* **INSTRUCTIONS TO FOLLOW**
Please carry on the account below of a summer spent on mental health stigma research in rural China, starting after its last sentence.

* **DOCUMENT PASSAGE**
◆ ◆ ◆ ◆ ◆ ◆ ◆

This summer, I worked with Dr. Irene Wong in the School of Social Policy and Practice on two projects. The first study assessed how stigma against mental illnesses and HIV/AIDS affected the health of people with mental disorders in rural China . The second study piloted a training intervention for Chinese rural healthcare providers to reduce mental health stigma through improving the providers’ capacity for empathy.
I spent most of June in China assisting in data collection for the two studies before returning to Philly for the rest of the summer. My daily responsibilities included data entry, data cleaning, and data management. I also scored survey responses, ran a variety of statistical tests on the data, and wrote codebooks for the data from the two studies. Additionally, I was privileged enough to meet healthcare providers and family members of patients while in China. I learned about various effects of healthcare policies and mental health beliefs, as well as different perspectives on the strengths and weaknesses of China’s healthcare system. It was extremely interesting to compare and contrast the ways individuals on different levels of the Chinese healthcare system reacted to existing inequities.

◆ ◆ ◆ ◆ ◆ ◆ ◆

* **PROVIDED MATERIAL**
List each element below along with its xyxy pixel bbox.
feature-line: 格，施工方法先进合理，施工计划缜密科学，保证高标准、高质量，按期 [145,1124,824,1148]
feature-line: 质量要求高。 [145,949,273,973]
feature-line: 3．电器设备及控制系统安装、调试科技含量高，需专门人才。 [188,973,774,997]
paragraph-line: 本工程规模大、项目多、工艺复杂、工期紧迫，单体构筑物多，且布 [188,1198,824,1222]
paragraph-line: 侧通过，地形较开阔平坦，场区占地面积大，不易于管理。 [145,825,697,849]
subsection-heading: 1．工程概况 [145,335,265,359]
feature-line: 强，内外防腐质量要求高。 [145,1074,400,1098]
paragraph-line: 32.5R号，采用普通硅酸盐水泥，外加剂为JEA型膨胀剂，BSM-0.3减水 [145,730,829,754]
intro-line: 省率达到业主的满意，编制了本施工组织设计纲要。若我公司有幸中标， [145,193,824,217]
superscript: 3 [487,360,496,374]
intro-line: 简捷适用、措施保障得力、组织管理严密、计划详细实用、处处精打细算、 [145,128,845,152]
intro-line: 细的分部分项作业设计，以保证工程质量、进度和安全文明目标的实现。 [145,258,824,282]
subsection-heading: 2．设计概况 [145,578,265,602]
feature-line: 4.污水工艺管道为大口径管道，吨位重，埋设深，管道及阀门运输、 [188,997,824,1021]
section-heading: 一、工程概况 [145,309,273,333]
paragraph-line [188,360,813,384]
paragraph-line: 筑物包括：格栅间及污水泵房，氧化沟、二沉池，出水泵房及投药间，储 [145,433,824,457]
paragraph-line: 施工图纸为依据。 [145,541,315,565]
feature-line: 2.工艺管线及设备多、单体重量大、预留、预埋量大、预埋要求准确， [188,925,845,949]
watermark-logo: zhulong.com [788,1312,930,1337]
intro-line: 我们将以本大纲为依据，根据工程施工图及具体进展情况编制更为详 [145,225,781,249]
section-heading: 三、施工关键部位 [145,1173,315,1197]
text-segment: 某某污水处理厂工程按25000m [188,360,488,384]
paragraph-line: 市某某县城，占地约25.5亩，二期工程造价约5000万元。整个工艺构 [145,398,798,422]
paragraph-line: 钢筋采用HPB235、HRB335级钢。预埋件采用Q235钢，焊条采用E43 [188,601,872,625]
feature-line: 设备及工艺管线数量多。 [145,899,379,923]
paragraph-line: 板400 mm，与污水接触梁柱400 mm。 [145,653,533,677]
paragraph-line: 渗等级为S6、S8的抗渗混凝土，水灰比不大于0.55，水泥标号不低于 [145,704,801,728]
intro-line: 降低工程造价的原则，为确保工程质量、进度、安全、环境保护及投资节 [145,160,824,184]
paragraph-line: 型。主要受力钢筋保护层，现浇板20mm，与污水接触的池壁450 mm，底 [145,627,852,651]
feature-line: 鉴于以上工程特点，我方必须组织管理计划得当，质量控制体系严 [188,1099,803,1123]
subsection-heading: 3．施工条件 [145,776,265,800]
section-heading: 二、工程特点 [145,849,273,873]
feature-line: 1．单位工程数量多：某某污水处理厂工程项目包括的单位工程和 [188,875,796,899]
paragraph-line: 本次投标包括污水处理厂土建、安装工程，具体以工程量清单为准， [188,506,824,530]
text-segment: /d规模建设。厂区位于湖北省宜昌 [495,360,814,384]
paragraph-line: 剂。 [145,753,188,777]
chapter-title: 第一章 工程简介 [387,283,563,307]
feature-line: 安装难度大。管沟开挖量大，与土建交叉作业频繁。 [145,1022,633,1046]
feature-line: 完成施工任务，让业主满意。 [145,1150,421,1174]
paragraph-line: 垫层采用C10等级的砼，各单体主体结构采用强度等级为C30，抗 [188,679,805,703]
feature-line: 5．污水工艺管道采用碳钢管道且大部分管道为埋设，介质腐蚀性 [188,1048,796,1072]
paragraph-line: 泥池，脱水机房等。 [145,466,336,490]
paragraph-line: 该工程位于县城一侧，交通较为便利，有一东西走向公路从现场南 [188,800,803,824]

◆ ◆ ◆ ◆ ◆ ◆ ◆

* **SOLVED EXERCISE**
Sociology is not my intended field of study, but spending this summer looking at healthcare from a sociological perspective was a valuable change from my STEM classes during the school year. As a pre-med student, I know that understanding basic science is crucial to being a good doctor. However, understanding the factors that shape healthcare inequities between groups of people is equally important, and I would not have gotten such a hands-on learning experience without PURM.